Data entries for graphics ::
** Begin **

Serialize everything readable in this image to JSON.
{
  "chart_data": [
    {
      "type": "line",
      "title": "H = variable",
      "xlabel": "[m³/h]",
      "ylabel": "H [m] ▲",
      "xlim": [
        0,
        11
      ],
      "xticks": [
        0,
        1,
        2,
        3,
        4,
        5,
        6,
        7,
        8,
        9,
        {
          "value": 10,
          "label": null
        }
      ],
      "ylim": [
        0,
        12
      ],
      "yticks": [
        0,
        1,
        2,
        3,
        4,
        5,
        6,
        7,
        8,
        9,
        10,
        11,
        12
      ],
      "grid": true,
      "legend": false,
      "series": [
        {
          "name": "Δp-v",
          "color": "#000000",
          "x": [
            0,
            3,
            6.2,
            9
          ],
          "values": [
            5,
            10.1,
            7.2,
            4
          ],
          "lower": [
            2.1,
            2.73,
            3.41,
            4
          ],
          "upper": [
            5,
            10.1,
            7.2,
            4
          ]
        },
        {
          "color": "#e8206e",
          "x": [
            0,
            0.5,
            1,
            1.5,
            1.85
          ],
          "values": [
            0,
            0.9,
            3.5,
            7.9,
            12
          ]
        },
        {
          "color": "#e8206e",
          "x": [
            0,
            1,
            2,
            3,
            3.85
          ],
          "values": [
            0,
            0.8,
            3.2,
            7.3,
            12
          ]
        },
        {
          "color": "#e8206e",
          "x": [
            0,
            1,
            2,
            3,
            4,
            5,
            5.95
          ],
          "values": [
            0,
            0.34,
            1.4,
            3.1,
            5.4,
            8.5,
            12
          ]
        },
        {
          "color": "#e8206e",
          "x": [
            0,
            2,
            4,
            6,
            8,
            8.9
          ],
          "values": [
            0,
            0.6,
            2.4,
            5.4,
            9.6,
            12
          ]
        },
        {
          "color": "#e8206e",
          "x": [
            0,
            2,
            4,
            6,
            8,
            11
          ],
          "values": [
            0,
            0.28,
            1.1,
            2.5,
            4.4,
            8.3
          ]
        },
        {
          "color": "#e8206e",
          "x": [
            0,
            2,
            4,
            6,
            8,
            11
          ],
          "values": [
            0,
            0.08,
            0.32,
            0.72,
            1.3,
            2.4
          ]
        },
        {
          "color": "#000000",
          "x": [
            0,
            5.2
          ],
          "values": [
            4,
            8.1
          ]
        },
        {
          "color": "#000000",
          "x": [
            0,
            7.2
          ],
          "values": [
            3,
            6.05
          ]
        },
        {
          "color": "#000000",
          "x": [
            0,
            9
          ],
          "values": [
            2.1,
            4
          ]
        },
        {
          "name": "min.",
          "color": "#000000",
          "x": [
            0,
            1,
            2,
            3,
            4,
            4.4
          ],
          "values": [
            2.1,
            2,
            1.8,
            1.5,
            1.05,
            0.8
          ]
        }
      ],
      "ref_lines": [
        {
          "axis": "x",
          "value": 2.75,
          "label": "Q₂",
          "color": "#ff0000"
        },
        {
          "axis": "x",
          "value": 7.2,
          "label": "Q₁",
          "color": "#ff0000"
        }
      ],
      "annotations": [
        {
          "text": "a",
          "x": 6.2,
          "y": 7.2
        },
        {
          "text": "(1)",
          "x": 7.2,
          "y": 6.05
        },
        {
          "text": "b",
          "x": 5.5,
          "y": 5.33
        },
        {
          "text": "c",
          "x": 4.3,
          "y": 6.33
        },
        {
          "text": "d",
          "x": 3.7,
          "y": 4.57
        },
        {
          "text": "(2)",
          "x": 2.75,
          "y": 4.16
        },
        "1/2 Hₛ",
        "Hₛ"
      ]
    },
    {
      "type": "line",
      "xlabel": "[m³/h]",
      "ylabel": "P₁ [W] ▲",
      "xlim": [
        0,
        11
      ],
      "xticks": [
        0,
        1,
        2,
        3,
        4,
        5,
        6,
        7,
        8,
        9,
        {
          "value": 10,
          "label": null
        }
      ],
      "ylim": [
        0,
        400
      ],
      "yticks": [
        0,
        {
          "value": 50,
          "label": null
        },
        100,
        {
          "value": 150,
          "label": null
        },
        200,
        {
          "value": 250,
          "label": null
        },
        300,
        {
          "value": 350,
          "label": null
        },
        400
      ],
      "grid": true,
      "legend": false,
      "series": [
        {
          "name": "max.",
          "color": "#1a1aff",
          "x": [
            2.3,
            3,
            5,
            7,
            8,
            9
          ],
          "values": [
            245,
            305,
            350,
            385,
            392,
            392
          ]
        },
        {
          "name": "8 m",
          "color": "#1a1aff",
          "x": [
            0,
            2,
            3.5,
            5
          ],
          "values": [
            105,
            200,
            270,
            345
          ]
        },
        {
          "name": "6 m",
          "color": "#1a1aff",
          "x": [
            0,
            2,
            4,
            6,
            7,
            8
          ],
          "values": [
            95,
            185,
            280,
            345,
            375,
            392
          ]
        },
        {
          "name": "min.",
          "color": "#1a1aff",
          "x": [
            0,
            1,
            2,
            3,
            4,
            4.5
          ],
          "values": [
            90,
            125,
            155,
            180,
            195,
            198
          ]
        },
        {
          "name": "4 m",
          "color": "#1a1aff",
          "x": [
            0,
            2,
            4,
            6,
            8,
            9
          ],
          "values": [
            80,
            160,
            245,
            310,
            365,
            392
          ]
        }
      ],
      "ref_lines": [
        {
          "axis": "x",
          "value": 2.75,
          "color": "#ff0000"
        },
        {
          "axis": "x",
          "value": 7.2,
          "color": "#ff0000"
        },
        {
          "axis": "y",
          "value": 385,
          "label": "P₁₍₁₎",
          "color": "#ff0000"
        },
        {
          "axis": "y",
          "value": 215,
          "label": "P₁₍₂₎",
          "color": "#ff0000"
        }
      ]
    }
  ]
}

** End **

Recopy the whole listing exactly.

Serialize everything readable in this image to JSON.
{
  "chart_data": [
    {
      "type": "line",
      "title": "H = variable",
      "xlabel": "[m³/h]",
      "ylabel": "H [m] ▲",
      "xlim": [
        0,
        11
      ],
      "xticks": [
        0,
        1,
        2,
        3,
        4,
        5,
        6,
        7,
        8,
        9,
        {
          "value": 10,
          "label": null
        }
      ],
      "ylim": [
        0,
        12
      ],
      "yticks": [
        0,
        1,
        2,
        3,
        4,
        5,
        6,
        7,
        8,
        9,
        10,
        11,
        12
      ],
      "grid": true,
      "legend": false,
      "series": [
        {
          "name": "Δp-v",
          "color": "#000000",
          "x": [
            0,
            3,
            6.2,
            9
          ],
          "values": [
            5,
            10.1,
            7.2,
            4
          ],
          "lower": [
            2.1,
            2.73,
            3.41,
            4
          ],
          "upper": [
            5,
            10.1,
            7.2,
            4
          ]
        },
        {
          "color": "#e8206e",
          "x": [
            0,
            0.5,
            1,
            1.5,
            1.85
          ],
          "values": [
            0,
            0.9,
            3.5,
            7.9,
            12
          ]
        },
        {
          "color": "#e8206e",
          "x": [
            0,
            1,
            2,
            3,
            3.85
          ],
          "values": [
            0,
            0.8,
            3.2,
            7.3,
            12
          ]
        },
        {
          "color": "#e8206e",
          "x": [
            0,
            1,
            2,
            3,
            4,
            5,
            5.95
          ],
          "values": [
            0,
            0.34,
            1.4,
            3.1,
            5.4,
            8.5,
            12
          ]
        },
        {
          "color": "#e8206e",
          "x": [
            0,
            2,
            4,
            6,
            8,
            8.9
          ],
          "values": [
            0,
            0.6,
            2.4,
            5.4,
            9.6,
            12
          ]
        },
        {
          "color": "#e8206e",
          "x": [
            0,
            2,
            4,
            6,
            8,
            11
          ],
          "values": [
            0,
            0.28,
            1.1,
            2.5,
            4.4,
            8.3
          ]
        },
        {
          "color": "#e8206e",
          "x": [
            0,
            2,
            4,
            6,
            8,
            11
          ],
          "values": [
            0,
            0.08,
            0.32,
            0.72,
            1.3,
            2.4
          ]
        },
        {
          "color": "#000000",
          "x": [
            0,
            5.2
          ],
          "values": [
            4,
            8.1
          ]
        },
        {
          "color": "#000000",
          "x": [
            0,
            7.2
          ],
          "values": [
            3,
            6.05
          ]
        },
        {
          "color": "#000000",
          "x": [
            0,
            9
          ],
          "values": [
            2.1,
            4
          ]
        },
        {
          "name": "min.",
          "color": "#000000",
          "x": [
            0,
            1,
            2,
            3,
            4,
            4.4
          ],
          "values": [
            2.1,
            2,
            1.8,
            1.5,
            1.05,
            0.8
          ]
        }
      ],
      "ref_lines": [
        {
          "axis": "x",
          "value": 2.75,
          "label": "Q₂",
          "color": "#ff0000"
        },
        {
          "axis": "x",
          "value": 7.2,
          "label": "Q₁",
          "color": "#ff0000"
        }
      ],
      "annotations": [
        {
          "text": "a",
          "x": 6.2,
          "y": 7.2
        },
        {
          "text": "(1)",
          "x": 7.2,
          "y": 6.05
        },
        {
          "text": "b",
          "x": 5.5,
          "y": 5.33
        },
        {
          "text": "c",
          "x": 4.3,
          "y": 6.33
        },
        {
          "text": "d",
          "x": 3.7,
          "y": 4.57
        },
        {
          "text": "(2)",
          "x": 2.75,
          "y": 4.16
        },
        "1/2 Hₛ",
        "Hₛ"
      ]
    },
    {
      "type": "line",
      "xlabel": "[m³/h]",
      "ylabel": "P₁ [W] ▲",
      "xlim": [
        0,
        11
      ],
      "xticks": [
        0,
        1,
        2,
        3,
        4,
        5,
        6,
        7,
        8,
        9,
        {
          "value": 10,
          "label": null
        }
      ],
      "ylim": [
        0,
        400
      ],
      "yticks": [
        0,
        {
          "value": 50,
          "label": null
        },
        100,
        {
          "value": 150,
          "label": null
        },
        200,
        {
          "value": 250,
          "label": null
        },
        300,
        {
          "value": 350,
          "label": null
        },
        400
      ],
      "grid": true,
      "legend": false,
      "series": [
        {
          "name": "max.",
          "color": "#1a1aff",
          "x": [
            2.3,
            3,
            5,
            7,
            8,
            9
          ],
          "values": [
            245,
            305,
            350,
            385,
            392,
            392
          ]
        },
        {
          "name": "8 m",
          "color": "#1a1aff",
          "x": [
            0,
            2,
            3.5,
            5
          ],
          "values": [
            105,
            200,
            270,
            345
          ]
        },
        {
          "name": "6 m",
          "color": "#1a1aff",
          "x": [
            0,
            2,
            4,
            6,
            7,
            8
          ],
          "values": [
            95,
            185,
            280,
            345,
            375,
            392
          ]
        },
        {
          "name": "min.",
          "color": "#1a1aff",
          "x": [
            0,
            1,
            2,
            3,
            4,
            4.5
          ],
          "values": [
            90,
            125,
            155,
            180,
            195,
            198
          ]
        },
        {
          "name": "4 m",
          "color": "#1a1aff",
          "x": [
            0,
            2,
            4,
            6,
            8,
            9
          ],
          "values": [
            80,
            160,
            245,
            310,
            365,
            392
          ]
        }
      ],
      "ref_lines": [
        {
          "axis": "x",
          "value": 2.75,
          "color": "#ff0000"
        },
        {
          "axis": "x",
          "value": 7.2,
          "color": "#ff0000"
        },
        {
          "axis": "y",
          "value": 385,
          "label": "P₁₍₁₎",
          "color": "#ff0000"
        },
        {
          "axis": "y",
          "value": 215,
          "label": "P₁₍₂₎",
          "color": "#ff0000"
        }
      ]
    }
  ]
}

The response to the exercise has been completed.